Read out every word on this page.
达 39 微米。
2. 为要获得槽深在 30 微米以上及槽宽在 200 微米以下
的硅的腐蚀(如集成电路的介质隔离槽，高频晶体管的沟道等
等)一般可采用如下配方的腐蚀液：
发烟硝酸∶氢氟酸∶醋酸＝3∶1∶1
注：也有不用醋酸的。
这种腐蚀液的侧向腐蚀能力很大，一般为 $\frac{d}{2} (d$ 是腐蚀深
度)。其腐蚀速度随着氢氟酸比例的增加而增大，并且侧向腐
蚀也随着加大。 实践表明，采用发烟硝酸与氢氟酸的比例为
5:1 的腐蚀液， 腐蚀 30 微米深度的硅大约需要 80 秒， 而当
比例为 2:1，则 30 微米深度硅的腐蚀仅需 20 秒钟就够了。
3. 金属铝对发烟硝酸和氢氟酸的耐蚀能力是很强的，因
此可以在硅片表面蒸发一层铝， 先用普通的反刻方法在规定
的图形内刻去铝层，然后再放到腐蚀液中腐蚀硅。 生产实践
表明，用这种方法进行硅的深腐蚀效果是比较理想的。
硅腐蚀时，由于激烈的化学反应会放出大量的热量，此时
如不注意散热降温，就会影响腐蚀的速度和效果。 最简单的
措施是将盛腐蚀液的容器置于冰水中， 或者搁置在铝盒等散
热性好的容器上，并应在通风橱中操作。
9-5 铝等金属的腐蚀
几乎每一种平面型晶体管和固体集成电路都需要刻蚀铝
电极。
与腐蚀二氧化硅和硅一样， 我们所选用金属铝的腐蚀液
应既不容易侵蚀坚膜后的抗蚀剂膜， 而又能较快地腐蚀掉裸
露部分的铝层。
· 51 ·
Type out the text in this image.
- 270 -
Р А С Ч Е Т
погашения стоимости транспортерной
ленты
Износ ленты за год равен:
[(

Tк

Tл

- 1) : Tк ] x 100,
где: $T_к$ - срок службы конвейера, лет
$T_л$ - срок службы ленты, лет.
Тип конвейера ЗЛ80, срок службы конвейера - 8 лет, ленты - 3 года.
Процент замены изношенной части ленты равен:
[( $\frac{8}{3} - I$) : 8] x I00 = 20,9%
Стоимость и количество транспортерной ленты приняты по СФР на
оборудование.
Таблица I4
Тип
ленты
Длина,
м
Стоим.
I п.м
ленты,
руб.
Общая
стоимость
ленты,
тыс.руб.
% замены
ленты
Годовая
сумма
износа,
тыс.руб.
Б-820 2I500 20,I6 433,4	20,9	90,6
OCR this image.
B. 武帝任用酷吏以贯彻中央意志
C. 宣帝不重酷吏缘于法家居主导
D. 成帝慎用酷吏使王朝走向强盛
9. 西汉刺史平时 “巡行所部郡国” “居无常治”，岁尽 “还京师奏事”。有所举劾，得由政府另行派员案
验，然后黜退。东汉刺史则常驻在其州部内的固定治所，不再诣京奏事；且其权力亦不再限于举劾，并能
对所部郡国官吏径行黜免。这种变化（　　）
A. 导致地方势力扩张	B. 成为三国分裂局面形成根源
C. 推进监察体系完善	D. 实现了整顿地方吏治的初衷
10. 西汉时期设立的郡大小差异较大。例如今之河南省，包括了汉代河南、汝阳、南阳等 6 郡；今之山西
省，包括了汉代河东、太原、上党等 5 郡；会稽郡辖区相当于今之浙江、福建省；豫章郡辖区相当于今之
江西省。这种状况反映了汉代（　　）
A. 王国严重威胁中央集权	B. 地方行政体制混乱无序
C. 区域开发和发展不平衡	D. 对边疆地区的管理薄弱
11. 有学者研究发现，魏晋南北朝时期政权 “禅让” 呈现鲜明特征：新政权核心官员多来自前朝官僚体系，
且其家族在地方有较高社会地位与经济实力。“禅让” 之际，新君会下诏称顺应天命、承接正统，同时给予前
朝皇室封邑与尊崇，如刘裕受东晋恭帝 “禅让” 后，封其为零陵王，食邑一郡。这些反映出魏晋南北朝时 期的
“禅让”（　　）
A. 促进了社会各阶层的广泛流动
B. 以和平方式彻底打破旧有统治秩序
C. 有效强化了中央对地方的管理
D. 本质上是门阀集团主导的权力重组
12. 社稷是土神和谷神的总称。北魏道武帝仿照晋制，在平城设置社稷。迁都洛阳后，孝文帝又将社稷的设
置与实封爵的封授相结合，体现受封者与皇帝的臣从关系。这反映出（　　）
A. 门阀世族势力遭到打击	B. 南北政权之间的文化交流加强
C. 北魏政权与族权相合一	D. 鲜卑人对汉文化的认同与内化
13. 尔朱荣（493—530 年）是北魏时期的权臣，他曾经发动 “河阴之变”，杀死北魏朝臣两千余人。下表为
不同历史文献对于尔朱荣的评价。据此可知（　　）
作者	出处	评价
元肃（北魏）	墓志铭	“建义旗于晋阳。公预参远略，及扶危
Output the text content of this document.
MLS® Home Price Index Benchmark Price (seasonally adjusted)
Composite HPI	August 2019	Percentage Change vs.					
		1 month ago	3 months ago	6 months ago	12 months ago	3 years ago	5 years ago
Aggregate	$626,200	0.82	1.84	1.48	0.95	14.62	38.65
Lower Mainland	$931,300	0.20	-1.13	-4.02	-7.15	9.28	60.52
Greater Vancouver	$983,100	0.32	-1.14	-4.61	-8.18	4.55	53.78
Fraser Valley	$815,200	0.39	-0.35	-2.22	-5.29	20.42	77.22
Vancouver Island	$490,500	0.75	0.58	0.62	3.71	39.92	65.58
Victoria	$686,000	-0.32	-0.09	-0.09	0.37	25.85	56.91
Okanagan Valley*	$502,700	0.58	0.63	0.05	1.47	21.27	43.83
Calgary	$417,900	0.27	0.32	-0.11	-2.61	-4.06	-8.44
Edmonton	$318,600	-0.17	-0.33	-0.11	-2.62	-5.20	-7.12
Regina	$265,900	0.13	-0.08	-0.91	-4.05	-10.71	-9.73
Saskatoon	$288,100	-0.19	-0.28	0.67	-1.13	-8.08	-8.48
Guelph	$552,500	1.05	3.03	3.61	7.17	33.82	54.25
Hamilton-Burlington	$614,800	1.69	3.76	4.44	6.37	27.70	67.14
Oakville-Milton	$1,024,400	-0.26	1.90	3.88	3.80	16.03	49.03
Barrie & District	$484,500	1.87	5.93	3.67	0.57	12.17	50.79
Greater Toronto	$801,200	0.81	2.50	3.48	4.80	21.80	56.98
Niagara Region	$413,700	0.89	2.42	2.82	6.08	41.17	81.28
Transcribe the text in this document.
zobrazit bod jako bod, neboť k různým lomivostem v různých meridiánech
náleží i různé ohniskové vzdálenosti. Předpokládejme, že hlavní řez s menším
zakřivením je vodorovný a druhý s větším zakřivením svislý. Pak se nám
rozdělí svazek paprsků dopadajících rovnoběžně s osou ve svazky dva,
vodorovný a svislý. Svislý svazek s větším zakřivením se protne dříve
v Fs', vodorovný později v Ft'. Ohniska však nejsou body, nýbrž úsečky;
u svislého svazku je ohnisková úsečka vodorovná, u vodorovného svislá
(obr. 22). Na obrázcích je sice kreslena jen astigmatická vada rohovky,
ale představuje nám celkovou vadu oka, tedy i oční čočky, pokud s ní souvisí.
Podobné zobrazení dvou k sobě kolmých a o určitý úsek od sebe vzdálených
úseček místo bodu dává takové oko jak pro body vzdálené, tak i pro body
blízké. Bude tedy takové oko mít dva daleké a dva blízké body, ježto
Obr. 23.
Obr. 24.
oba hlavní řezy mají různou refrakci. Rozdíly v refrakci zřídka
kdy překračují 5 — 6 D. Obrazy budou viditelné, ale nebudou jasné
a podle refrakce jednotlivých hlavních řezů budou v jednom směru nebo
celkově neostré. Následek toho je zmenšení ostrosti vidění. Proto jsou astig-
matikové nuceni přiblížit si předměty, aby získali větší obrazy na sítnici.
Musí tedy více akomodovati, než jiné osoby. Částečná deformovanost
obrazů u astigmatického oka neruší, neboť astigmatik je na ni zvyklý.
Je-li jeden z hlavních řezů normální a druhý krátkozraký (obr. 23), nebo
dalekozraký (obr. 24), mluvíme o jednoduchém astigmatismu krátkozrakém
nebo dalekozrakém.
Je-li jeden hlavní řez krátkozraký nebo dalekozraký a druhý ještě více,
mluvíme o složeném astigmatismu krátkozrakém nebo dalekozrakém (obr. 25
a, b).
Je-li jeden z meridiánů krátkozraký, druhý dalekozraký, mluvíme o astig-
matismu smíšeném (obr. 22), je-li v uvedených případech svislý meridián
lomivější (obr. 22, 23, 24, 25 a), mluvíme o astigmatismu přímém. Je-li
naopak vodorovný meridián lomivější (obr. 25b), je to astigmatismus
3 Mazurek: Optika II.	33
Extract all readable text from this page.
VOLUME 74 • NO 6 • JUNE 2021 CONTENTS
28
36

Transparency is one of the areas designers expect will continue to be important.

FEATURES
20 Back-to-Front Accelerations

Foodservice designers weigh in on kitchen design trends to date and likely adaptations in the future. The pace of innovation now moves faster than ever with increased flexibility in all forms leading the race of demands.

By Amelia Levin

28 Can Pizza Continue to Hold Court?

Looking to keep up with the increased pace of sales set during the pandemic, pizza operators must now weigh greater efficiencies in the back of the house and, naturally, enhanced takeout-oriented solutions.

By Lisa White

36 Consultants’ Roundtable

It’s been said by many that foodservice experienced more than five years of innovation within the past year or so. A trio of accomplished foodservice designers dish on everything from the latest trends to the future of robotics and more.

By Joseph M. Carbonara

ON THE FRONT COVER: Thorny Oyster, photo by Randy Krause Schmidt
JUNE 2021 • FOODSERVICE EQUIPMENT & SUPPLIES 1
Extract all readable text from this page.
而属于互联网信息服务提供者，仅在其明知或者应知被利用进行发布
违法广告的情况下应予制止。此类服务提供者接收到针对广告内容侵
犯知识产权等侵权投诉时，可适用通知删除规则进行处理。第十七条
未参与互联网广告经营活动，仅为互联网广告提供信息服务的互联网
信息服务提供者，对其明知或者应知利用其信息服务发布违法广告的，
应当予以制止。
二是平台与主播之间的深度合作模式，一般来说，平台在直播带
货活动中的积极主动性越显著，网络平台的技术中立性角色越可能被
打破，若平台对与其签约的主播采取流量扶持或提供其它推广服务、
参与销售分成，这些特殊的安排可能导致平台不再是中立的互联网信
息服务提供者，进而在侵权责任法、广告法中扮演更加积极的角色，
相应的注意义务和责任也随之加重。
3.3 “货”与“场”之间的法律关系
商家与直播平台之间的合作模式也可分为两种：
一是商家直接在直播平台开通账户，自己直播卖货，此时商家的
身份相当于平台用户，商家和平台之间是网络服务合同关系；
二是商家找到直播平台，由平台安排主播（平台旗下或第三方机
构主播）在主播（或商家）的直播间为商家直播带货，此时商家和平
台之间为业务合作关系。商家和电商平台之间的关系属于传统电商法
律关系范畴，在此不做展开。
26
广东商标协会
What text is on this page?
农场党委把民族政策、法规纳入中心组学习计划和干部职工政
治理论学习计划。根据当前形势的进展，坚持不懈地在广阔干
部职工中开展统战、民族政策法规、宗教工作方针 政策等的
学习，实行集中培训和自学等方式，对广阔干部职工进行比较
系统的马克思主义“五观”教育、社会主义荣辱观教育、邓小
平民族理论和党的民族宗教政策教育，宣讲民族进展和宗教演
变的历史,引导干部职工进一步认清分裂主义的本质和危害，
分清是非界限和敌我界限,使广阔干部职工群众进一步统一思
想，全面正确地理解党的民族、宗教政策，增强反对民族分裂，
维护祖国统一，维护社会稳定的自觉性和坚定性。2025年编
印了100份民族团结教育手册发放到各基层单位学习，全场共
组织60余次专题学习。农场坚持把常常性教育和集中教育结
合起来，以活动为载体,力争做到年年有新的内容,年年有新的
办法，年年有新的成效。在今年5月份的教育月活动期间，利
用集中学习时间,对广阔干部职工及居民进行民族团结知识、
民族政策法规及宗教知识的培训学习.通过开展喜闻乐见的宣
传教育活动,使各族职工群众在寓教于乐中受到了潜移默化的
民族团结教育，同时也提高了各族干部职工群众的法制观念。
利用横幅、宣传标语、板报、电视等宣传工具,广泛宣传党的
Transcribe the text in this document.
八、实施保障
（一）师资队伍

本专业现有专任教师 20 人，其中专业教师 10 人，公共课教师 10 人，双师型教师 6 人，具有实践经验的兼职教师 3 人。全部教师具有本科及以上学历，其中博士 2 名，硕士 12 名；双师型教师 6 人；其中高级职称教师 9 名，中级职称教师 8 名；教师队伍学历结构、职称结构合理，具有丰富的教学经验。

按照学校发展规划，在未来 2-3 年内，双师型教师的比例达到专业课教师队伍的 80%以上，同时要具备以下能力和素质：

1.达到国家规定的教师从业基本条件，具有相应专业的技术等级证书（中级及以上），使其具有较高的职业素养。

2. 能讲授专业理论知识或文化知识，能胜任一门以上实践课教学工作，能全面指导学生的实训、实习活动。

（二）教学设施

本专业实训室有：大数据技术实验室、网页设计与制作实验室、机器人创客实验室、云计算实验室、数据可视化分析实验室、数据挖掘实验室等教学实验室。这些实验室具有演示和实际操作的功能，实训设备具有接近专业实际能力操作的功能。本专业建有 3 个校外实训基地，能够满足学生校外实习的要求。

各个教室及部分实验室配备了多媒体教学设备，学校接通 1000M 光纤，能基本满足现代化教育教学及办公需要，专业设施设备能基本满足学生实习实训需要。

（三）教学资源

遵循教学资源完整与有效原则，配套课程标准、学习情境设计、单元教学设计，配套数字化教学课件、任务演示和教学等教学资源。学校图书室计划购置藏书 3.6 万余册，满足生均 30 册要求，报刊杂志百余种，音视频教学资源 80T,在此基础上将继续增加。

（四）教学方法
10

Exercise aim: For each line above that contains the word "takové", copy that line.

Worked solution:
úseček místo bodu dává takové oko jak pro body vzdálené, tak i pro body
blízké. Bude tedy takové oko mít dva daleké a dva blízké body, ježto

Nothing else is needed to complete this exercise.